MOA misleading

Blue Duck357

New member
Maybe it's just me, but it's getting to be a pet peeve of mine when people proclaim that thier rifle will shoot 5 inch groups at 500 yards because it shoots 1 inch groups at 100. This "My rifle shoot's 1 MOA" or "1/2 MOA" is just becoming the new in phrase and I'm not sure it has any basis in reality.

My Remington 700 30-06 with 150 grain bullets shoot's around a minute (one inch) at 100 yards around three inches at 200 yards and over 9 inches at 300 yards so is it a 1, 1.5, or 3MOA rifle. Yeah some of thats me, but not all of it, as with a 180 grain loads I can shoot it about 3/4" at 100 2" at 200 and around 4" at 300 yards.

Apparently my rifle is more the rule than the exception as I've read it's common for accuracy declines too take place in a not very symetrical manner. In the same vein I've read that some long range 1000 yard loads don't really group all that well at 100 yards, but then stabilize out at and preform very well at the 1000 yard target.

Just getting this annoyance off my chest and wondering if anybody else has run into this or has some info on it.

Thanks Blue Duck
 
Yes, Its quirky

My 80 gr SMK load out of my AR15 groups better at 300 than 100 yards! I frequently get 1/2" groups at 300 yards where 1" is the best at 100.

Why? Stability. This bullet is almost perfect for the 1:7 twist barrel. Bullets react to external forces (wind, gravity etc) in a way that tends to affect their precession angle. The flight patterns are quite complex and somewhere out there in net land (I believe its from a Teutonic chap)is an on-line Java routine that will map the flight based on bullet, SD, BC, initial velocity and twist rate. Its quite odd.

I have initiated a global search and will report if found.

kj
 
Well, folks have been known to extrapolate beyond the data and run off baying at the moon--when they'd be better off remaining silent...

The standard, for decades, is whatever MOA at 100 yards one shoots; this is merely a comparison against other rifle packages' performance at 100 yards. Like you noticed, one MOA (+ or -) at 100 yards does not mean the rifle will shoot to the same angle at longer distances.

For forty forevers, the standard measurement for muzzle velocity for most rifles was taken from a 26" barrel. Now, you gotta read the fine print in many loading manuals. I have no objection to using different lengths, but it makes it difficult when one person is talking 26", and the other fella is comparing it to a 20".

● Information shown
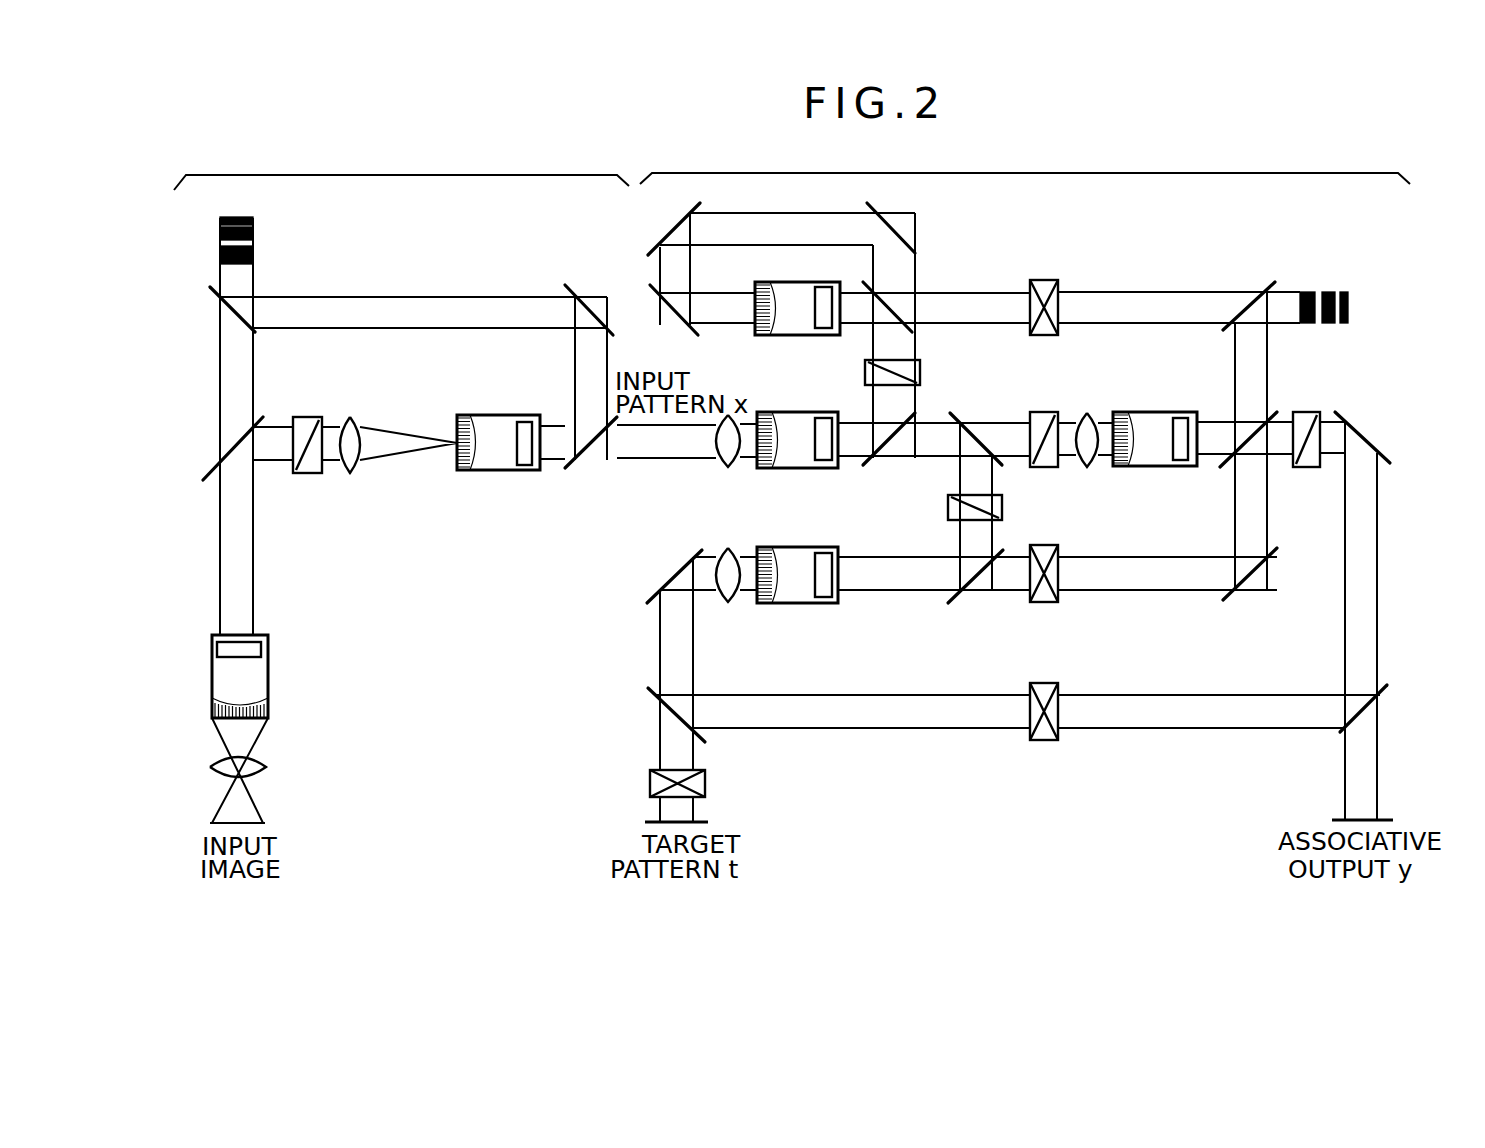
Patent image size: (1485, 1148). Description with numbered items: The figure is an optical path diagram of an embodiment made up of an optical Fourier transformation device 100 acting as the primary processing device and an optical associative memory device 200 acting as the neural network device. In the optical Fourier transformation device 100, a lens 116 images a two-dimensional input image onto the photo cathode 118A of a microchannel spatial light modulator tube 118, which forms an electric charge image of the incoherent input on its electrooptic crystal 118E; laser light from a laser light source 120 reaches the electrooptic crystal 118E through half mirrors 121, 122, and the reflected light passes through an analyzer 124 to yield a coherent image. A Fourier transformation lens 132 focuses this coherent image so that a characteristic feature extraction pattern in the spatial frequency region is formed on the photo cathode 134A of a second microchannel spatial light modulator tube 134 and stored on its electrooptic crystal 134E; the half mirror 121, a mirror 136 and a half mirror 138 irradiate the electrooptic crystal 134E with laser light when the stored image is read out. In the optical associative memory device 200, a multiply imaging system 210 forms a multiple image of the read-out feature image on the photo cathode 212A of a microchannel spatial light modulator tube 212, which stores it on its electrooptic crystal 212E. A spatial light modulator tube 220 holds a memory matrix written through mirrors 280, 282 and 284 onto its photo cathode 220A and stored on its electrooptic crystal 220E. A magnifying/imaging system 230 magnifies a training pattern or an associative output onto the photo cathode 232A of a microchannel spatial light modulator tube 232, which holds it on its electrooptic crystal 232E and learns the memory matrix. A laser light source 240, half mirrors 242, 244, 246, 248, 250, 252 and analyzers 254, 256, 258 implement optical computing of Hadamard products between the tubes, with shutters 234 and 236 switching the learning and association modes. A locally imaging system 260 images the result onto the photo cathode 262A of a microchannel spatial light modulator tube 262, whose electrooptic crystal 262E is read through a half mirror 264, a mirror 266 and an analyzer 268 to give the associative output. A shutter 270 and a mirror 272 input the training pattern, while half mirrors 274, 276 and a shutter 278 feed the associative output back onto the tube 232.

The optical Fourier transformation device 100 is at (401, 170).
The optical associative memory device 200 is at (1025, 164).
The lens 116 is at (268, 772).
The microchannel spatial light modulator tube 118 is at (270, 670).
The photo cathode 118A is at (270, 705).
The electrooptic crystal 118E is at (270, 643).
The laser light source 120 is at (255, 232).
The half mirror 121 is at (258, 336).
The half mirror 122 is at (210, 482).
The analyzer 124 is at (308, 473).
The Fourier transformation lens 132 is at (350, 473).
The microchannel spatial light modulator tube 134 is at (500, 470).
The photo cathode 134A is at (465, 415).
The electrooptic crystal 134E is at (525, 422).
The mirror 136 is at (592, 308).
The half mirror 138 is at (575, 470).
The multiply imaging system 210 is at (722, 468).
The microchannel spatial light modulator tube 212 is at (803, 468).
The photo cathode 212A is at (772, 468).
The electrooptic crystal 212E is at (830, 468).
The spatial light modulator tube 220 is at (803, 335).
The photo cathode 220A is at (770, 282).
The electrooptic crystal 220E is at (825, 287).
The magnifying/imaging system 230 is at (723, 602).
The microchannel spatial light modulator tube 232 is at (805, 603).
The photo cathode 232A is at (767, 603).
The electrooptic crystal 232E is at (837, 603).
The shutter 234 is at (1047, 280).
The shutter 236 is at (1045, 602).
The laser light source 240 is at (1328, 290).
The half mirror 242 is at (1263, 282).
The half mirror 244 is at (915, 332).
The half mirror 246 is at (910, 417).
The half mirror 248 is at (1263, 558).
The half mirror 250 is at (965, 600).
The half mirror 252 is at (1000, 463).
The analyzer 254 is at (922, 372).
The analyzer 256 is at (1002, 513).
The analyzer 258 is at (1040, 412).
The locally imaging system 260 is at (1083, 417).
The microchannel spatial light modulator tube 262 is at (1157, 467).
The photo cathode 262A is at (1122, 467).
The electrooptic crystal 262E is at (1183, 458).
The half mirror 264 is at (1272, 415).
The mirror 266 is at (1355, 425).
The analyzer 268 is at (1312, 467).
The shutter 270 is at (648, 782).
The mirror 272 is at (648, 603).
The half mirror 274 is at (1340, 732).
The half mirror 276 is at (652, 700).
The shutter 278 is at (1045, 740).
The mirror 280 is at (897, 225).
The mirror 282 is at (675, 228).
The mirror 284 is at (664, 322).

---

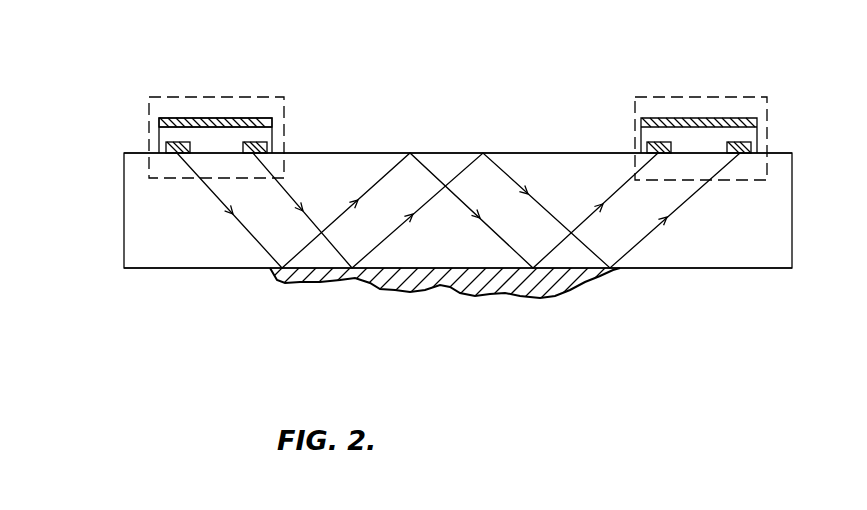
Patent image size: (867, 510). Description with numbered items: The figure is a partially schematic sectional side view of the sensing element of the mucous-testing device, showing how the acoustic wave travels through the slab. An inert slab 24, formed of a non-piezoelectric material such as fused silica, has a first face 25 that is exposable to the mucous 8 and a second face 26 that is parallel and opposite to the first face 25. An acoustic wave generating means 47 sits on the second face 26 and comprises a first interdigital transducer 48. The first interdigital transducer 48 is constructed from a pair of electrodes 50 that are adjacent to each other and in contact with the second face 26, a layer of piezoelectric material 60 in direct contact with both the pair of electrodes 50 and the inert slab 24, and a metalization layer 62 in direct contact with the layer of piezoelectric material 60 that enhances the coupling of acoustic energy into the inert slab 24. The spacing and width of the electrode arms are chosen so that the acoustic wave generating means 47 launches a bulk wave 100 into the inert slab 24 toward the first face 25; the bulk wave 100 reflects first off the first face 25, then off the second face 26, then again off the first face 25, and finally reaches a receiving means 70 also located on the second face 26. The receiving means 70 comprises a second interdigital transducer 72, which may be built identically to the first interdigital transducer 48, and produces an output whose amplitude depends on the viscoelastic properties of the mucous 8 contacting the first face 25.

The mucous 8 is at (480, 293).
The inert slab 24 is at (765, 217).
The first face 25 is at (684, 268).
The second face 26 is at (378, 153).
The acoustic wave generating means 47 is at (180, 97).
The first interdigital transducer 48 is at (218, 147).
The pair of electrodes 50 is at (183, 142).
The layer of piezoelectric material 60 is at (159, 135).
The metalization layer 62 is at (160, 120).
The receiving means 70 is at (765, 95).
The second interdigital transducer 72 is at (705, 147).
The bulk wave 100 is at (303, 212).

● What you need to do
(1) Put this sentence from the MOA forum thread into Spanish: "Like you noticed, one MOA (+ or -) at 100 yards does not mean the rifle will shoot to the same angle at longer distances."
(2) Print the stretch of the MOA forum thread starting with "Yes, Its quirky" and going on through "report if found.".
(3) Carry the MOA forum thread on past its final sentence.
The items have no role in any of this.

● Expected results
(1) Como notaste, un MOA (+ o -) a 100 yardas no significa que el rifle disparará con el mismo ángulo a distancias mayores.

(2)
Yes, Its quirky

My 80 gr SMK load out of my AR15 groups better at 300 than 100 yards! I frequently get 1/2" groups at 300 yards where 1" is the best at 100.

Why? Stability. This bullet is almost perfect for the 1:7 twist barrel. Bullets react to external forces (wind, gravity etc) in a way that tends to affect their precession angle. The flight patterns are quite complex and somewhere out there in net land (I believe its from a Teutonic chap)is an on-line Java routine that will map the flight based on bullet, SD, BC, initial velocity and twist rate. Its quite odd.

I have initiated a global search and will report if found.

(3)
That just the way people are, and it's pointless to worry about it.

:), Art
 
I probably shouldn't say this...but...

If a rifle shoots better at 300 yards than it does at 100 yards, it ain't the rifle and "stability" has nothing to do with it. Perhaps the shooter's "concentration" gets better at 300 or the target size is more appropriate for a better sight picture but bullets in flight don't spontaneously stabilize and correct their flight to produce better MOA groups at increased distances.

I always qualify my gun/ammo combinations, i.e. this is a 1/2 MOA gun out to 200 yards or it's a 1 MOA performer out to 400. As the distance increases so does the spread. The ammo isn't perfect, neither is the bore or the sight. The further you go the more the errors accumulate and the rifle and load will give it up at some distance. Some at 200 yards...some beyond 1000!

Just my opinion but I'll stake my reputation on it!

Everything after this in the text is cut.